__Goal__
Check each line of the records below for the word "외부감사에" and copy those where it appears.

__Information provided__
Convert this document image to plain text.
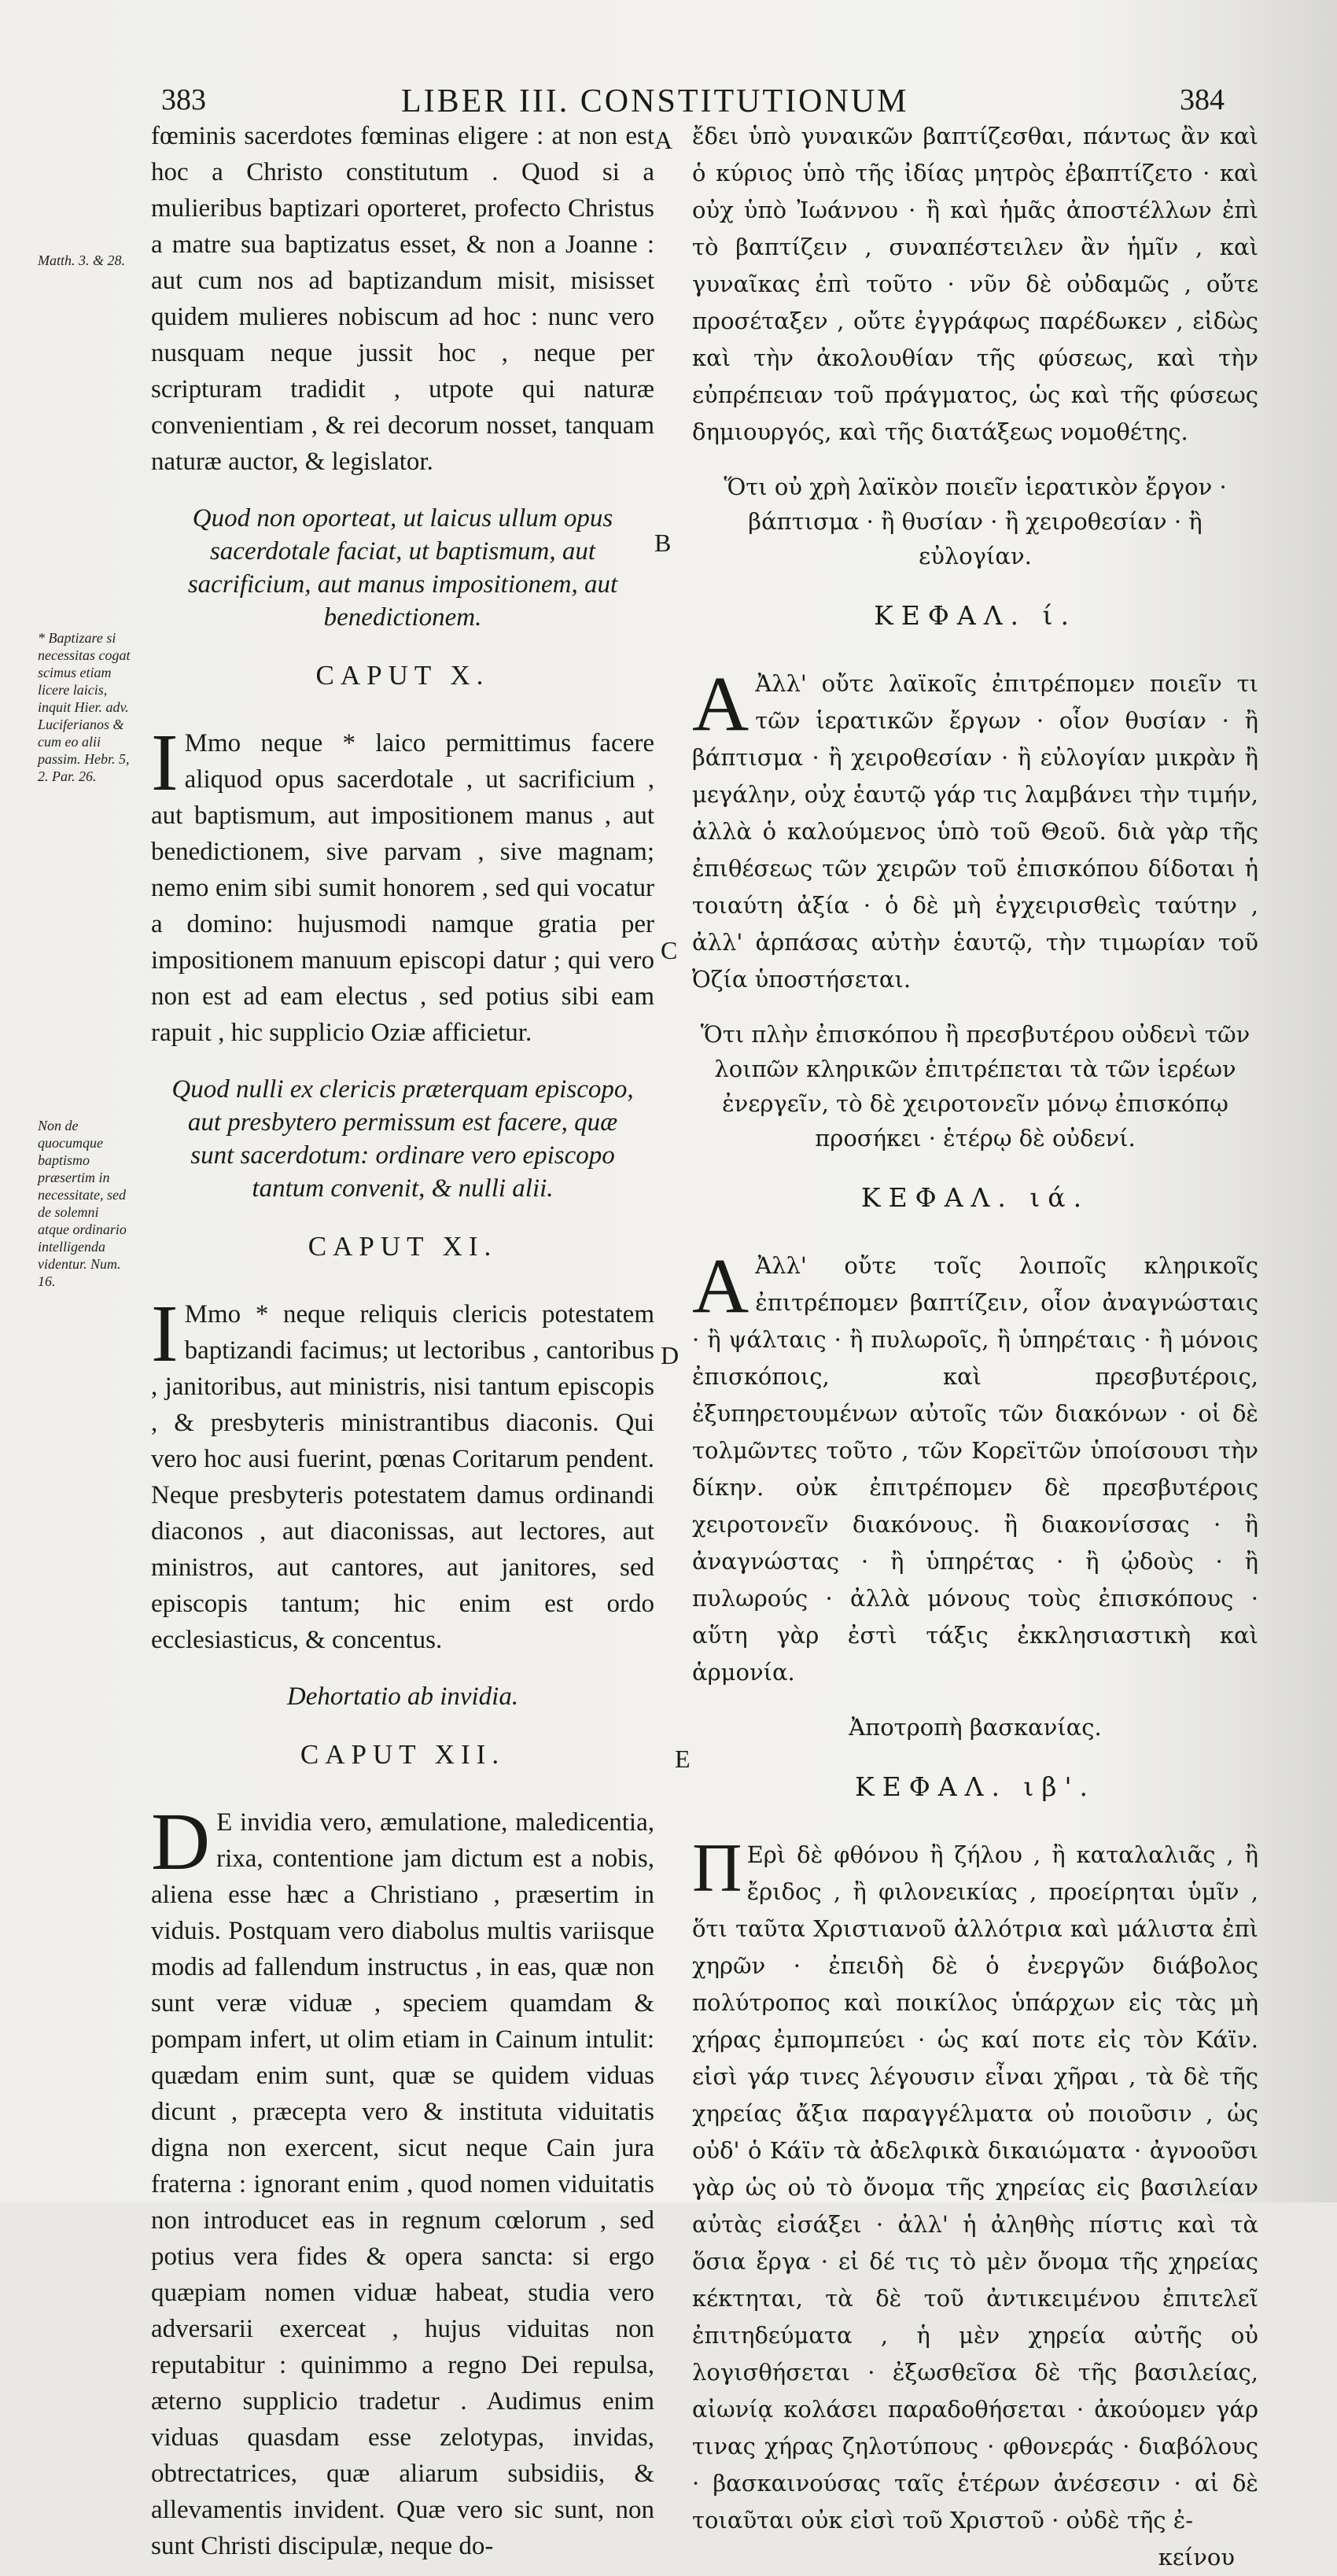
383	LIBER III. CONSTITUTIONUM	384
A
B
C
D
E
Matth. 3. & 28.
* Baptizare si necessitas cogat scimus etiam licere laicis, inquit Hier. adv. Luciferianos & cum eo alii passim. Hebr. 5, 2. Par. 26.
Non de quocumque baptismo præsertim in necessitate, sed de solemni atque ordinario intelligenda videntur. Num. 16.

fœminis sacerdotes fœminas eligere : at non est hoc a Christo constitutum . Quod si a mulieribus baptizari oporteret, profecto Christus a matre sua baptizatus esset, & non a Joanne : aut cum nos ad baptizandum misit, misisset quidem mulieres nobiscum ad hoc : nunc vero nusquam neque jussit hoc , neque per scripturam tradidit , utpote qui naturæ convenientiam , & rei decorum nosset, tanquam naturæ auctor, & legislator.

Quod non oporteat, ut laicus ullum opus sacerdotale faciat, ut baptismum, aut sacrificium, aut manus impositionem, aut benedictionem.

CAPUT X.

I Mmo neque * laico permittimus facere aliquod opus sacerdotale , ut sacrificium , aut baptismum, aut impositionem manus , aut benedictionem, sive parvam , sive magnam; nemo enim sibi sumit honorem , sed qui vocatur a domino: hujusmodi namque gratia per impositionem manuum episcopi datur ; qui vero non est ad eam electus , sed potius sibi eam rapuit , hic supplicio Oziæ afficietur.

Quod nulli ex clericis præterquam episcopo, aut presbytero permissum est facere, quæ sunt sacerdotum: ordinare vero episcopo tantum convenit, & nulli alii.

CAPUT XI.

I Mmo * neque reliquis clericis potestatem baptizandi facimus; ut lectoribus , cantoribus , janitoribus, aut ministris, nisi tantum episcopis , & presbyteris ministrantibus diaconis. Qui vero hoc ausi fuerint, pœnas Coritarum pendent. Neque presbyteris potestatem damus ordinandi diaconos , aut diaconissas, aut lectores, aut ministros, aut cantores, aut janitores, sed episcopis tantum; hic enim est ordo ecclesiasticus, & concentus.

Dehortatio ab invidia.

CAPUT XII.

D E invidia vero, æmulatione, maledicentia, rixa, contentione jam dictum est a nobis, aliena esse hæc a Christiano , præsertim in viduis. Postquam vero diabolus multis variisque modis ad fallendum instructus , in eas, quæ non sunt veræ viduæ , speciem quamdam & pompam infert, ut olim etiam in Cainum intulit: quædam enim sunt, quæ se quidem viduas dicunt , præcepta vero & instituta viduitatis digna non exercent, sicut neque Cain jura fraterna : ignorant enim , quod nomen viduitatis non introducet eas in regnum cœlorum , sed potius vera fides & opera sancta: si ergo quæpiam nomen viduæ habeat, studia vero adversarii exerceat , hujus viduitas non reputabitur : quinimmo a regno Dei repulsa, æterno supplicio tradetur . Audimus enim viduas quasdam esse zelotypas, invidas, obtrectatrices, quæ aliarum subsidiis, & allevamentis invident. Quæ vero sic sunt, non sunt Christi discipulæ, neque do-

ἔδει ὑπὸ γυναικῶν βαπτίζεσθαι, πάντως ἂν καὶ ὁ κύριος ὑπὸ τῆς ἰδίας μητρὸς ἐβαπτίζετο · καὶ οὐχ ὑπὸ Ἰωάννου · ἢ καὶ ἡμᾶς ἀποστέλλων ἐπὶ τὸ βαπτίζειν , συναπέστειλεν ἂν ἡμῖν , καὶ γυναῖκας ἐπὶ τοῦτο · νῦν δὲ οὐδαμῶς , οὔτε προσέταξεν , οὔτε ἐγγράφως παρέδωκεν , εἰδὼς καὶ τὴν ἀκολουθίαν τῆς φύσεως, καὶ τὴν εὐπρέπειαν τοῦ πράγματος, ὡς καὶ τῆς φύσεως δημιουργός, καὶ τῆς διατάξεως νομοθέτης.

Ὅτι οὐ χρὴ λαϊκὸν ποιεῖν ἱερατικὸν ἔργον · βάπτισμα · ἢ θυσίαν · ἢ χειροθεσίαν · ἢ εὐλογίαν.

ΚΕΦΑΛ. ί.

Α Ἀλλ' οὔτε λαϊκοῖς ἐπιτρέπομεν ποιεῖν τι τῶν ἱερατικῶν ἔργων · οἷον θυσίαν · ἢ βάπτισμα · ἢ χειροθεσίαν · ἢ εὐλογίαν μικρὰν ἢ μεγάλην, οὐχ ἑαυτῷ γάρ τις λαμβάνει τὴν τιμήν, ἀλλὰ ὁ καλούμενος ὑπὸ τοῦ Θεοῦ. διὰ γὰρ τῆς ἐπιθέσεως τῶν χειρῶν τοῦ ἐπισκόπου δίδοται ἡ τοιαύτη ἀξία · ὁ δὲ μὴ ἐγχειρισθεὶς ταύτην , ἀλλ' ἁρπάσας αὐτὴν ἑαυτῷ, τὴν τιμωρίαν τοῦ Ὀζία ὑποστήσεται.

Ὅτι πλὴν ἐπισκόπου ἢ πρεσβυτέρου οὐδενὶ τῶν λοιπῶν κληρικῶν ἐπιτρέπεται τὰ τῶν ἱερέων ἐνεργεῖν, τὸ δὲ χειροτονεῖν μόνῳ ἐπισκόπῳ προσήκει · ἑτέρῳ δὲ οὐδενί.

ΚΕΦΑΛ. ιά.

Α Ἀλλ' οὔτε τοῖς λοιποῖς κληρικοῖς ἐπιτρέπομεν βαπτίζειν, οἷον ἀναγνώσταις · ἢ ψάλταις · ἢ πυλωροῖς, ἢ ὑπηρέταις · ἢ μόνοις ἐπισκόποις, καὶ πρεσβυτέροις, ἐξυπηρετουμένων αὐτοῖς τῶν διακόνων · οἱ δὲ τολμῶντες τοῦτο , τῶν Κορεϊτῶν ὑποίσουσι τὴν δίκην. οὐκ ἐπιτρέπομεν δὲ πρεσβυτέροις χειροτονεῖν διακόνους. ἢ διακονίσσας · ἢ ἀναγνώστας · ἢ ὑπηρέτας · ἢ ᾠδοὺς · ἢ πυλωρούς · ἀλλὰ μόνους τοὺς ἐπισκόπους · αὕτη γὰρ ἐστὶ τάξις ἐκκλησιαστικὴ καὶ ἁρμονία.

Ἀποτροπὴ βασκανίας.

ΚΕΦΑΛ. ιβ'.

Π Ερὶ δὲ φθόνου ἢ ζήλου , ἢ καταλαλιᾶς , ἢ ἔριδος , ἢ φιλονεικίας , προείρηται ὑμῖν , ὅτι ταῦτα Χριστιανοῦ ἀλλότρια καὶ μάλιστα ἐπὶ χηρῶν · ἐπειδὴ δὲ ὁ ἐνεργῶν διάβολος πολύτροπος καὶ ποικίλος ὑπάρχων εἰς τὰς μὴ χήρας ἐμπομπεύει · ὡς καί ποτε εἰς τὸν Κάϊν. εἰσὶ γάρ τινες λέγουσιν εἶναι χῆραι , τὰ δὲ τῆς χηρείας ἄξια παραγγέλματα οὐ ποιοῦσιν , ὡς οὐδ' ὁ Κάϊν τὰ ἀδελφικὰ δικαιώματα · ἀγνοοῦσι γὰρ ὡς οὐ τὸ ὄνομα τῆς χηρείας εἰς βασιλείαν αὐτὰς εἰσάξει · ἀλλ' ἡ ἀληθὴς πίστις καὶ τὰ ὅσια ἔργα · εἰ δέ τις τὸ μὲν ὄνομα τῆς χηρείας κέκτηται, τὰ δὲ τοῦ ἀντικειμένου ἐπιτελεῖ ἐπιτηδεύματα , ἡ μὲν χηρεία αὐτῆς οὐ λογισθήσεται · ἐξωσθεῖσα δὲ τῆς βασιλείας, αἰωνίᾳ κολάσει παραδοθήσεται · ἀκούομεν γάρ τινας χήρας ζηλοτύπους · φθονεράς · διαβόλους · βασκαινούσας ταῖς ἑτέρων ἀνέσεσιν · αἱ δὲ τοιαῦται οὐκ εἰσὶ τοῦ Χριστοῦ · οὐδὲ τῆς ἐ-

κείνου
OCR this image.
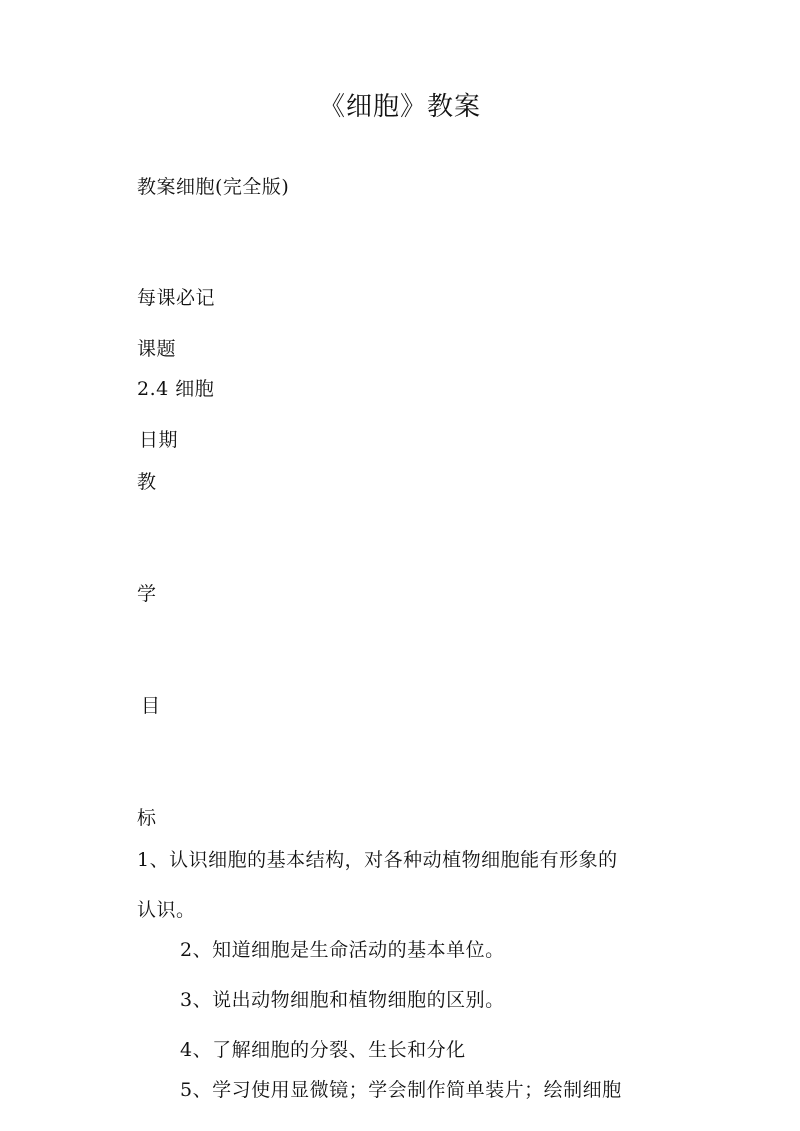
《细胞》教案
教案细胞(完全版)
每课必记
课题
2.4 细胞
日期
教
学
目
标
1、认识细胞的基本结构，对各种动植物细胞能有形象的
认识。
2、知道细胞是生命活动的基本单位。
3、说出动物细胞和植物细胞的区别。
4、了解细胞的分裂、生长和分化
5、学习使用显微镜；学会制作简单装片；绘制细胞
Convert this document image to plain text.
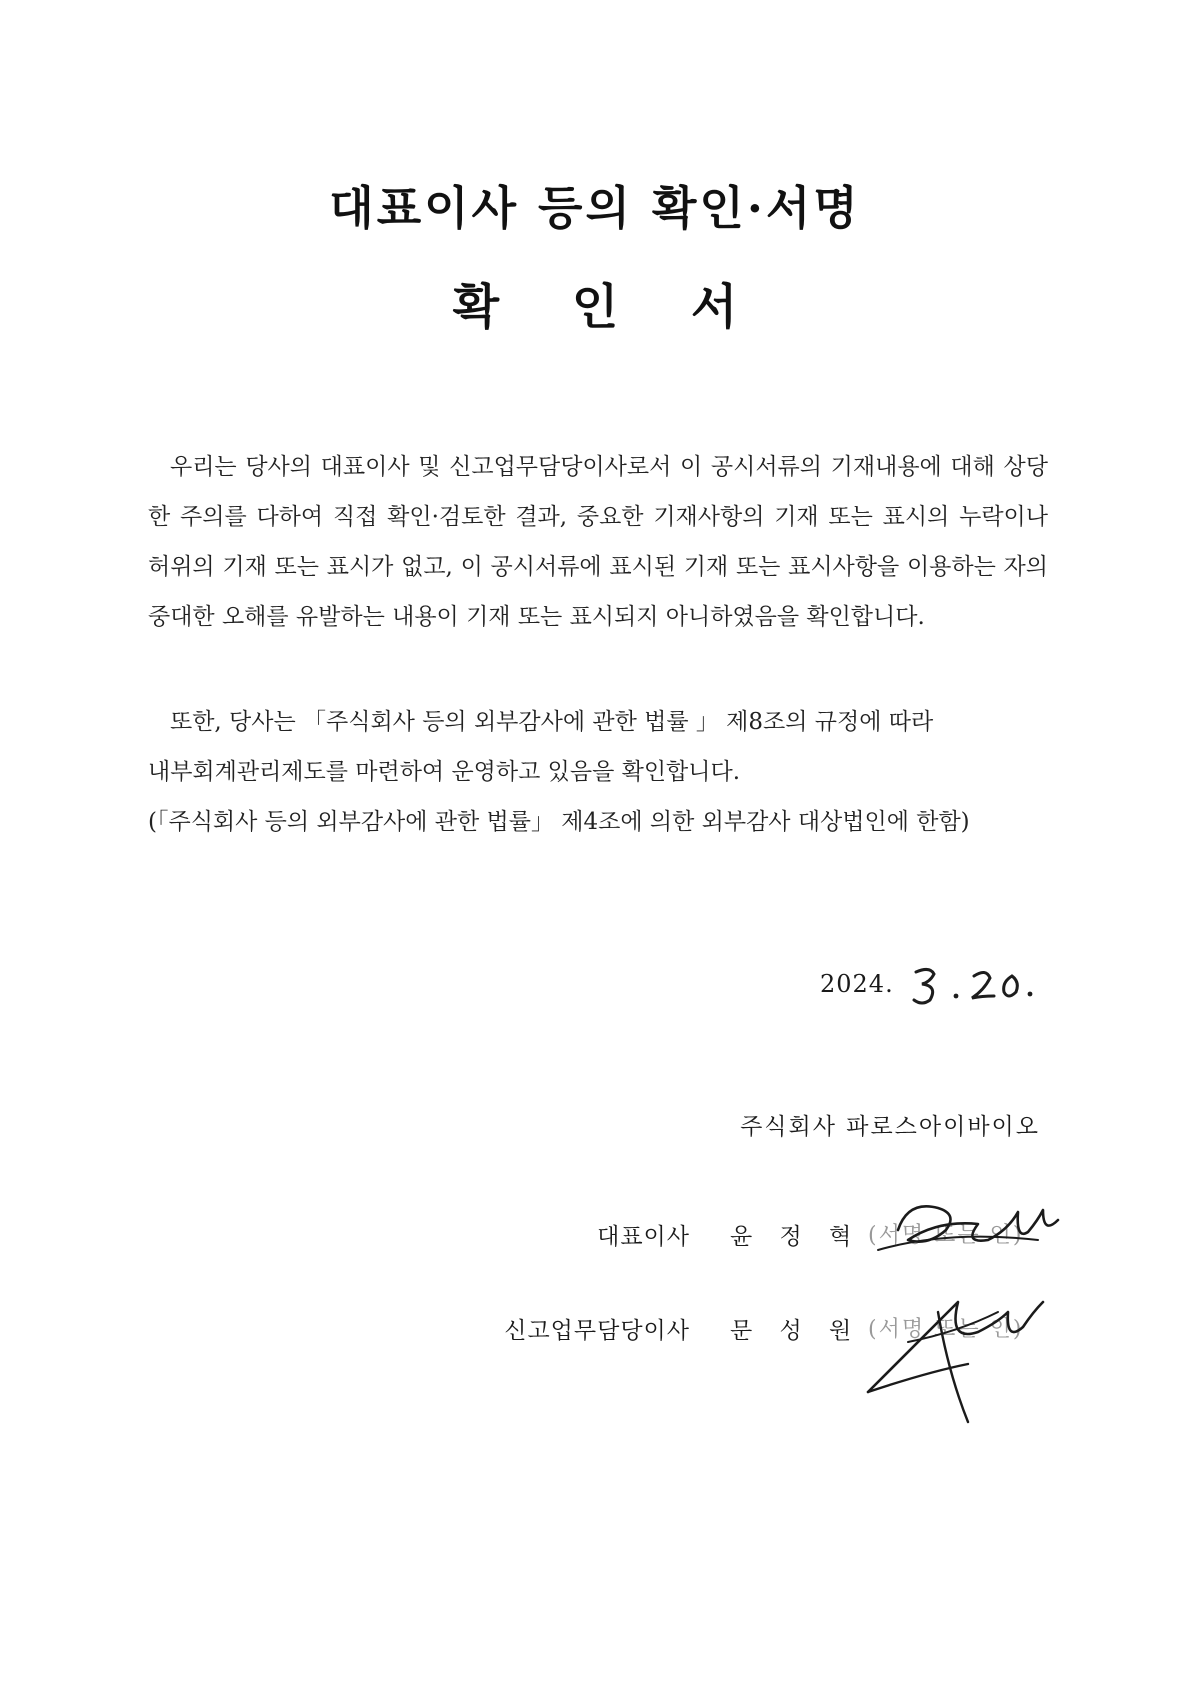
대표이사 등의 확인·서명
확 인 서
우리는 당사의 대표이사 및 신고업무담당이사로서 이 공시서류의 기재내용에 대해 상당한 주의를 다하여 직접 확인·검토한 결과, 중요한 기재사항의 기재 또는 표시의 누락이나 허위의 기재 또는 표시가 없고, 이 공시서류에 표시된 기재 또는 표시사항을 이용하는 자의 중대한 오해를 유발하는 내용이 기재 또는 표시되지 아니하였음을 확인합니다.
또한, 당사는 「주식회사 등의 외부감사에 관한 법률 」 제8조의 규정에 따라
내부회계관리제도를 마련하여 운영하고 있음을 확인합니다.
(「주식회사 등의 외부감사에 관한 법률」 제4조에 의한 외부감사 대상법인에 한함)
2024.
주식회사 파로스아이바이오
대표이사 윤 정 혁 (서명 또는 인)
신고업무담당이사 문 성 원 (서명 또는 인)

__Output for this exercise__
또한, 당사는 「주식회사 등의 외부감사에 관한 법률 」 제8조의 규정에 따라
(「주식회사 등의 외부감사에 관한 법률」 제4조에 의한 외부감사 대상법인에 한함)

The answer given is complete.